- **STATED TASK**
Report only how many lines of the entries below contain the string "butter".

- **RECORDS FOR THIS TASK**
────────────────────────────────────────
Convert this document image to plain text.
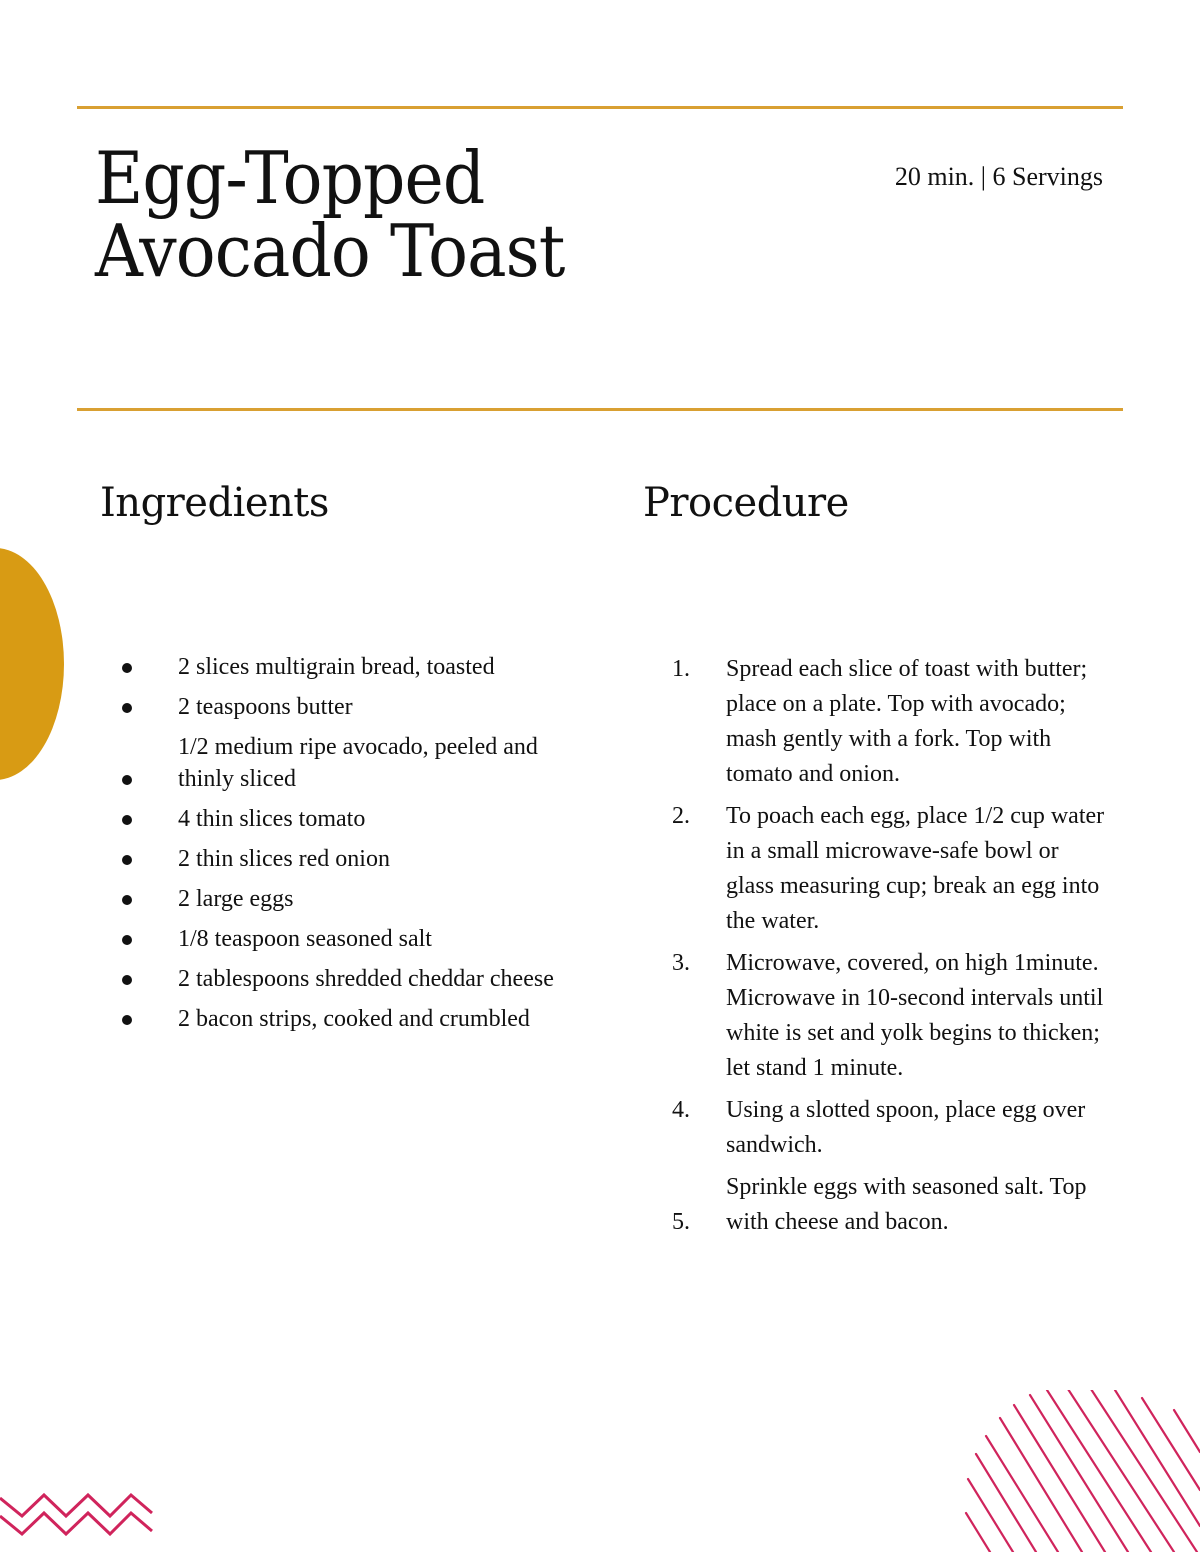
Egg-Topped
Avocado Toast
20 min. | 6 Servings
Ingredients	Procedure
2 slices multigrain bread, toasted
2 teaspoons butter
1/2 medium ripe avocado, peeled and thinly sliced
4 thin slices tomato
2 thin slices red onion
2 large eggs
1/8 teaspoon seasoned salt
2 tablespoons shredded cheddar cheese
2 bacon strips, cooked and crumbled
1. Spread each slice of toast with butter; place on a plate. Top with avocado; mash gently with a fork. Top with tomato and onion.
2. To poach each egg, place 1/2 cup water in a small microwave-safe bowl or glass measuring cup; break an egg into the water.
3. Microwave, covered, on high 1minute. Microwave in 10-second intervals until white is set and yolk begins to thicken; let stand 1 minute.
4. Using a slotted spoon, place egg over sandwich.
5.
Sprinkle eggs with seasoned salt. Top with cheese and bacon.
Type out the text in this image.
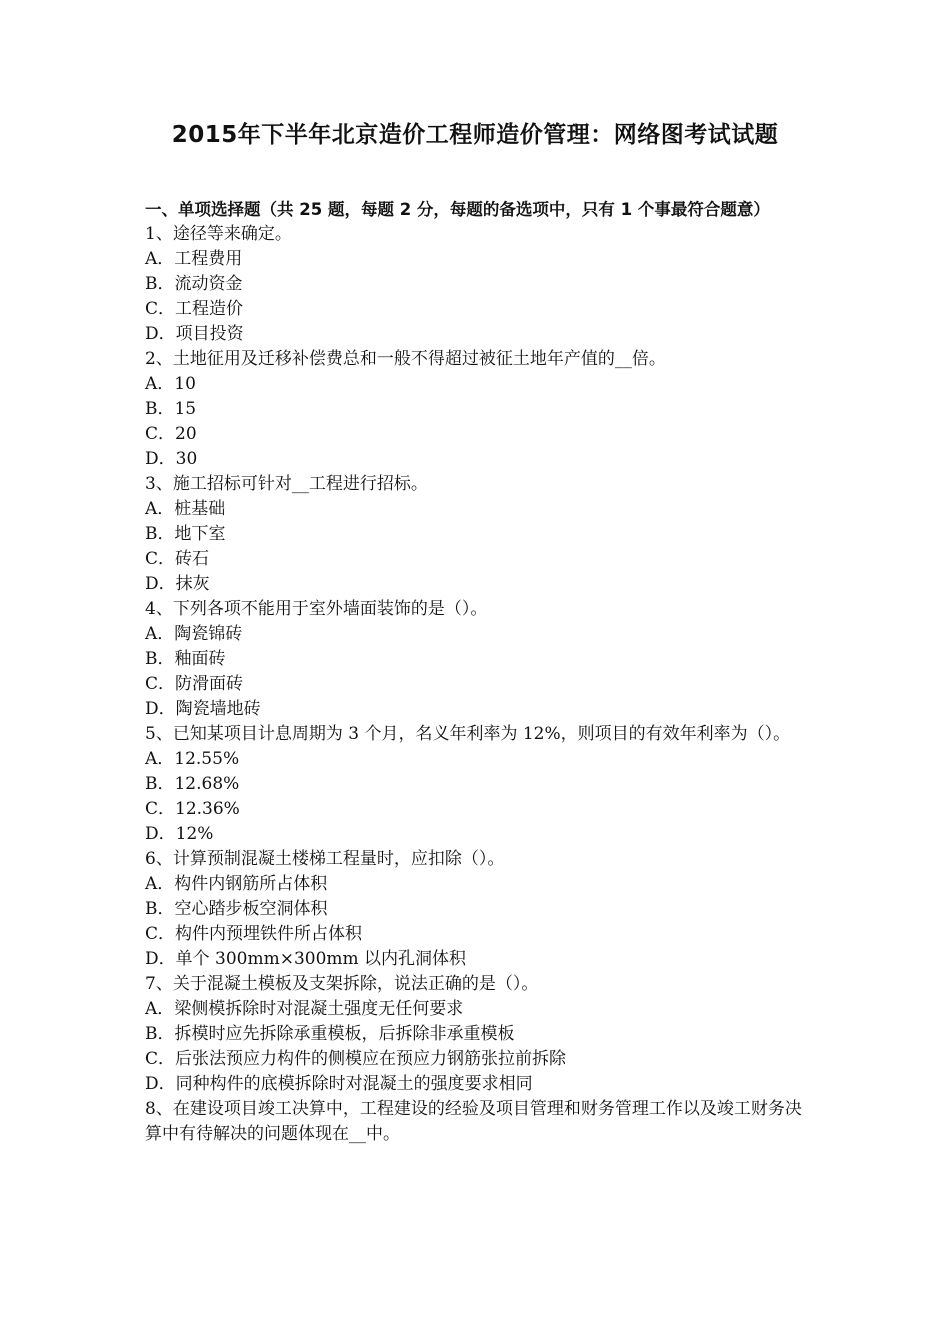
2015年下半年北京造价工程师造价管理：网络图考试试题
一、单项选择题（共 25 题，每题 2 分，每题的备选项中，只有 1 个事最符合题意）
1、途径等来确定。
A．工程费用
B．流动资金
C．工程造价
D．项目投资
2、土地征用及迁移补偿费总和一般不得超过被征土地年产值的__倍。
A．10
B．15
C．20
D．30
3、施工招标可针对__工程进行招标。
A．桩基础
B．地下室
C．砖石
D．抹灰
4、下列各项不能用于室外墙面装饰的是（）。
A．陶瓷锦砖
B．釉面砖
C．防滑面砖
D．陶瓷墙地砖
5、已知某项目计息周期为 3 个月，名义年利率为 12%，则项目的有效年利率为（）。
A．12.55%
B．12.68%
C．12.36%
D．12%
6、计算预制混凝土楼梯工程量时，应扣除（）。
A．构件内钢筋所占体积
B．空心踏步板空洞体积
C．构件内预埋铁件所占体积
D．单个 300mm×300mm 以内孔洞体积
7、关于混凝土模板及支架拆除，说法正确的是（）。
A．梁侧模拆除时对混凝土强度无任何要求
B．拆模时应先拆除承重模板，后拆除非承重模板
C．后张法预应力构件的侧模应在预应力钢筋张拉前拆除
D．同种构件的底模拆除时对混凝土的强度要求相同
8、在建设项目竣工决算中，工程建设的经验及项目管理和财务管理工作以及竣工财务决算中有待解决的问题体现在__中。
────────────────────────────────────────
- **WRITTEN REPLY**
2